== EXERCISE DATA

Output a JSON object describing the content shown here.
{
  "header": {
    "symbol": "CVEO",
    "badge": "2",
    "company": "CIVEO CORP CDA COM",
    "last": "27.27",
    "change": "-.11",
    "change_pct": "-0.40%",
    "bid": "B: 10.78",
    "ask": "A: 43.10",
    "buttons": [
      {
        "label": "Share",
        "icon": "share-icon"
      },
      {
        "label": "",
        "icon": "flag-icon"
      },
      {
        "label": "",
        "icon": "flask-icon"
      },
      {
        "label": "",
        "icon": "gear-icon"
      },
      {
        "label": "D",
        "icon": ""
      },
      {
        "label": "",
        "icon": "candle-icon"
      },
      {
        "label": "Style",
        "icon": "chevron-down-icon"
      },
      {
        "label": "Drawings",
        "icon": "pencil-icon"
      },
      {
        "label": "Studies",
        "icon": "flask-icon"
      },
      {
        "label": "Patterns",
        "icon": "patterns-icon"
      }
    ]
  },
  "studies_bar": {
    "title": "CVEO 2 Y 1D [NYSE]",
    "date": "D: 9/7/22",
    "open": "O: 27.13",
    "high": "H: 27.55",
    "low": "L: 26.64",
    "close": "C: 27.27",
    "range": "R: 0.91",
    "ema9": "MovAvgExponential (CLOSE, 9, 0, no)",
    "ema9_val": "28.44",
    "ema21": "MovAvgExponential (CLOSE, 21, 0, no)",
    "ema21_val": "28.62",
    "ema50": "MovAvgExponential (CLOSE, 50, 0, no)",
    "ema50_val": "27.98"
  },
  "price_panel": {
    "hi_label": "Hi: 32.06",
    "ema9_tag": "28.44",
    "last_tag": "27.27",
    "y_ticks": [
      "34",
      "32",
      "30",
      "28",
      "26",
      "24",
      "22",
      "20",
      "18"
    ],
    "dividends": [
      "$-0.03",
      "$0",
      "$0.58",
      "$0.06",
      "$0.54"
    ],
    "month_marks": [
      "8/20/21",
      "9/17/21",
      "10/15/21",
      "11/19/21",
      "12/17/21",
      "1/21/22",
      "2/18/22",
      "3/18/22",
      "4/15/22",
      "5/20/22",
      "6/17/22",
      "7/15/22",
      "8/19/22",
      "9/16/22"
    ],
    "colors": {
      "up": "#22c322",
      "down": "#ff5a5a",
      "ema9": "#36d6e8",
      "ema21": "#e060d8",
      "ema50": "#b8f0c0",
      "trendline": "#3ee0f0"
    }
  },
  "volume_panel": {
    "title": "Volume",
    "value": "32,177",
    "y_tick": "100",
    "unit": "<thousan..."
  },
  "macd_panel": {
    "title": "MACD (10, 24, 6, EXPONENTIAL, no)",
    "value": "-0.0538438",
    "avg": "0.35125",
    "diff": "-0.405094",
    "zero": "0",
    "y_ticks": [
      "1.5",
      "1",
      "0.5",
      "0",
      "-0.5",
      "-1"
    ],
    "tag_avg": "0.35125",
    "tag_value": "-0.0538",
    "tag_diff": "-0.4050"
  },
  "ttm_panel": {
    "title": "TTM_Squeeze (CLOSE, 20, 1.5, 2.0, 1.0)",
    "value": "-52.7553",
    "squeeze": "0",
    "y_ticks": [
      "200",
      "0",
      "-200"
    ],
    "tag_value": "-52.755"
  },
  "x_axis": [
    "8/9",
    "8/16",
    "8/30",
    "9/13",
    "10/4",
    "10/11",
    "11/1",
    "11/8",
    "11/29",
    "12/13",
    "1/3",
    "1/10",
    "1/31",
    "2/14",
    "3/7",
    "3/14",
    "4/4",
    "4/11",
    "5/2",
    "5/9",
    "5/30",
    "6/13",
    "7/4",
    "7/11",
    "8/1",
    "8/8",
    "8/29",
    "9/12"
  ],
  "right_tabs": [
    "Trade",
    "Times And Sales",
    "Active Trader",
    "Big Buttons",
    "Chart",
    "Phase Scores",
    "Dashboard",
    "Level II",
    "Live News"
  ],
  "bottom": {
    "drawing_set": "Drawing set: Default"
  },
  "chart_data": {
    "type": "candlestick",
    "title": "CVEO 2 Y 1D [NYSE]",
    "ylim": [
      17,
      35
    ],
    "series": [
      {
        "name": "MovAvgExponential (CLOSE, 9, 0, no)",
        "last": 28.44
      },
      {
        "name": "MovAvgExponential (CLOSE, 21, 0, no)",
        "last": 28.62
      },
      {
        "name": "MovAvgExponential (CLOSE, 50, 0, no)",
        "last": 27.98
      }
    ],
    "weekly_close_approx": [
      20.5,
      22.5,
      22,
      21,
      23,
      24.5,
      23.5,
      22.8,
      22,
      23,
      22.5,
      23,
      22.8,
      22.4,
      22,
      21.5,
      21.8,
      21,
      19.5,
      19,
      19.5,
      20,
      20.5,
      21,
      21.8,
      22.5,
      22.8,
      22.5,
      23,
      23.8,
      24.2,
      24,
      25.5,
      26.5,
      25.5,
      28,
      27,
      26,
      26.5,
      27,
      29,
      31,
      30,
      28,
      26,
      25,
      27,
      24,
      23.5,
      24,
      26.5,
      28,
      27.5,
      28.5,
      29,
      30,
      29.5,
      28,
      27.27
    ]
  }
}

====

DO THIS => Using the listing above, show each line holding the string "icon".

RESPONSE =>
        "icon": "share-icon"
        "icon": "flag-icon"
        "icon": "flask-icon"
        "icon": "gear-icon"
        "icon": ""
        "icon": "candle-icon"
        "icon": "chevron-down-icon"
        "icon": "pencil-icon"
        "icon": "flask-icon"
        "icon": "patterns-icon"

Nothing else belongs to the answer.